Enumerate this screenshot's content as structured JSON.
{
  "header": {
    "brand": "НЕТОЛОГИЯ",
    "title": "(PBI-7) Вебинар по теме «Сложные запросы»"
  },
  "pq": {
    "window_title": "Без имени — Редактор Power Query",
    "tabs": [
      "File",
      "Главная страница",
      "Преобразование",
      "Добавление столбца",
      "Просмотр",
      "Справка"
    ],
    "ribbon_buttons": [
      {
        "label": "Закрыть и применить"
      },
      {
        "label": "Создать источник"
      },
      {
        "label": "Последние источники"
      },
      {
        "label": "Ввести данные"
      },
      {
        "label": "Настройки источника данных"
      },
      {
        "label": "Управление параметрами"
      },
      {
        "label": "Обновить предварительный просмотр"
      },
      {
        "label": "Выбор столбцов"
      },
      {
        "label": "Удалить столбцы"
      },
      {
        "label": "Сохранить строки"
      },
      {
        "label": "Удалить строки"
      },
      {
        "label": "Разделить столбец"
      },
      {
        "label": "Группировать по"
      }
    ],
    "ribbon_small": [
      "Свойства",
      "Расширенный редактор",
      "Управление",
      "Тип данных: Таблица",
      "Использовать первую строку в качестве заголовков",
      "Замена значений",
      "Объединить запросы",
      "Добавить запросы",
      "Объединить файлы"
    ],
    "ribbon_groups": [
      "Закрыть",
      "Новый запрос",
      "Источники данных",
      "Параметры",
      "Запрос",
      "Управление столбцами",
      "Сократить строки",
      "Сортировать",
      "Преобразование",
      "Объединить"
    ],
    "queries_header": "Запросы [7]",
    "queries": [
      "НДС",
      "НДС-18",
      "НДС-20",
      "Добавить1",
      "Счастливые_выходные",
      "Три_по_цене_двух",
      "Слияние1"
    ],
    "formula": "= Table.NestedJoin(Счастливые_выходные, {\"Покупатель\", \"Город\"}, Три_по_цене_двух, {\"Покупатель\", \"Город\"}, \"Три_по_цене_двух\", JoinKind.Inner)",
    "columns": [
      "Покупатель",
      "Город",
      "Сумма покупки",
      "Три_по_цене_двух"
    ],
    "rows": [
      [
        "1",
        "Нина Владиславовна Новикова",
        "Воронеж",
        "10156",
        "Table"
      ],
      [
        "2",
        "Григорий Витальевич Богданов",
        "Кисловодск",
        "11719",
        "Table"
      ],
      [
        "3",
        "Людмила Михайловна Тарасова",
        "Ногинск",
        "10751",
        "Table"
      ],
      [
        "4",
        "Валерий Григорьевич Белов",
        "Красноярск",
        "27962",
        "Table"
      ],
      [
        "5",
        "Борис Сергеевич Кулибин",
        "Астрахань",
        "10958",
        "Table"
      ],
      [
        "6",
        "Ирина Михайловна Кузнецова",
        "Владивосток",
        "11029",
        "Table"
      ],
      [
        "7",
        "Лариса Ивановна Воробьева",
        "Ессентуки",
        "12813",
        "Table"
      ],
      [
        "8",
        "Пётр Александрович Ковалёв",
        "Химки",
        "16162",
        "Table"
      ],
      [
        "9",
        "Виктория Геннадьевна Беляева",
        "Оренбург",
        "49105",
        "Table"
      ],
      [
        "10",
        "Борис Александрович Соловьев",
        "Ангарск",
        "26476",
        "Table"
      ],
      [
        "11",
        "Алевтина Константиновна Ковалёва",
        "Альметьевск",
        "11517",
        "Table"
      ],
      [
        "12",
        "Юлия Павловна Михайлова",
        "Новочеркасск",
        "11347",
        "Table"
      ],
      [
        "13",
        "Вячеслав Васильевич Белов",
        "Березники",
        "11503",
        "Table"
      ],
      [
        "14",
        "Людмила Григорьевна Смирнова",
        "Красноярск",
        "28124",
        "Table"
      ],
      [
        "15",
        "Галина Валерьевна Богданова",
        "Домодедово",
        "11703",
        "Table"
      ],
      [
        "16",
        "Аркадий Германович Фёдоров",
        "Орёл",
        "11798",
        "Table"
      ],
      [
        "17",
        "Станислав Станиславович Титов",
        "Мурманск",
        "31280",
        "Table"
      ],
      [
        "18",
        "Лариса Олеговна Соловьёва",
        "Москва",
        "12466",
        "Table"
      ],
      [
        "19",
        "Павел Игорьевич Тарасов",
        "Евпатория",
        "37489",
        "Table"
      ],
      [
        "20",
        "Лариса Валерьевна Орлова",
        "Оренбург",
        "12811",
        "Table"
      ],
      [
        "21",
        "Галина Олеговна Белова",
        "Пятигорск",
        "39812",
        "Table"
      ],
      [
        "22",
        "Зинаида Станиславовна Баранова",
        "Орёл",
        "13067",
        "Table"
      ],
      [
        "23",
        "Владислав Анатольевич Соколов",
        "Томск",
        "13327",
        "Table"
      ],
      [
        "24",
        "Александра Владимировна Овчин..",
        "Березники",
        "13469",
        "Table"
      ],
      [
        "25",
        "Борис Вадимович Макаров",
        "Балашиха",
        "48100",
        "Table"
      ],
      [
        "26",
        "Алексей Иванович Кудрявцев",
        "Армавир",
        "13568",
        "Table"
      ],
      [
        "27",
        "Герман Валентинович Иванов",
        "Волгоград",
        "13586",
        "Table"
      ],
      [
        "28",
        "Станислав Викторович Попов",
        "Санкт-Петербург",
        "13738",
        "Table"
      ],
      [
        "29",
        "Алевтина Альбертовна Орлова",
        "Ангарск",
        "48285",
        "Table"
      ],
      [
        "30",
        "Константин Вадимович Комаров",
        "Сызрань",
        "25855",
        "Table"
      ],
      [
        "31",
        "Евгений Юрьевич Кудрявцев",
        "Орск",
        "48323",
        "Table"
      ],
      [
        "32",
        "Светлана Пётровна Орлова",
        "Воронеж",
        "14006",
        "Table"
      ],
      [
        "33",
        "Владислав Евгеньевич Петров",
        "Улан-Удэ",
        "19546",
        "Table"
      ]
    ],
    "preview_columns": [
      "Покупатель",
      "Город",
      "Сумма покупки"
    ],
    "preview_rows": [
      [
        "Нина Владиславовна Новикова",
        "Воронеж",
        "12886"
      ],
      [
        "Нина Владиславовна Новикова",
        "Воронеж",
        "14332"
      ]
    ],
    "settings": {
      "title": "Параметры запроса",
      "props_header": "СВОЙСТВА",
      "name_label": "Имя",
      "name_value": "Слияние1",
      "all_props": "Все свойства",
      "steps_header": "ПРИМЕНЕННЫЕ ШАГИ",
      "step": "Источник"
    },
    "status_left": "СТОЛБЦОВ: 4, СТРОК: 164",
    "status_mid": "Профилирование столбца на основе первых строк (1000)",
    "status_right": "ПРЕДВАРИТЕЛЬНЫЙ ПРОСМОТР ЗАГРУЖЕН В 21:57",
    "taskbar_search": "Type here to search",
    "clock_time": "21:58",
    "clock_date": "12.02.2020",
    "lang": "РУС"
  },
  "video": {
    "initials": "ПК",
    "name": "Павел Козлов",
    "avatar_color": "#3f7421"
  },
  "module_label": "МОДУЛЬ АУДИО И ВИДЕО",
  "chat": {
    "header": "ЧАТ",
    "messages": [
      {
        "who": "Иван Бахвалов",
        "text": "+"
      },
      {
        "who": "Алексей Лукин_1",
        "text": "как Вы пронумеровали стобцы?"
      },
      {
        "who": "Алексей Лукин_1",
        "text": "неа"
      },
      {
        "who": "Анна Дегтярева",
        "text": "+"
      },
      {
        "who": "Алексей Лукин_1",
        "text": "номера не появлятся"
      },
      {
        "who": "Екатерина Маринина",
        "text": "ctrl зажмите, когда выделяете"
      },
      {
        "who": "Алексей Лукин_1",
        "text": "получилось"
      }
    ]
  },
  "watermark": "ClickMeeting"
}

GOAL:
Locate each line containing the string "Михайловна" and show it.

WRITTEN RESPONSE:
        "Людмила Михайловна Тарасова",
        "Ирина Михайловна Кузнецова",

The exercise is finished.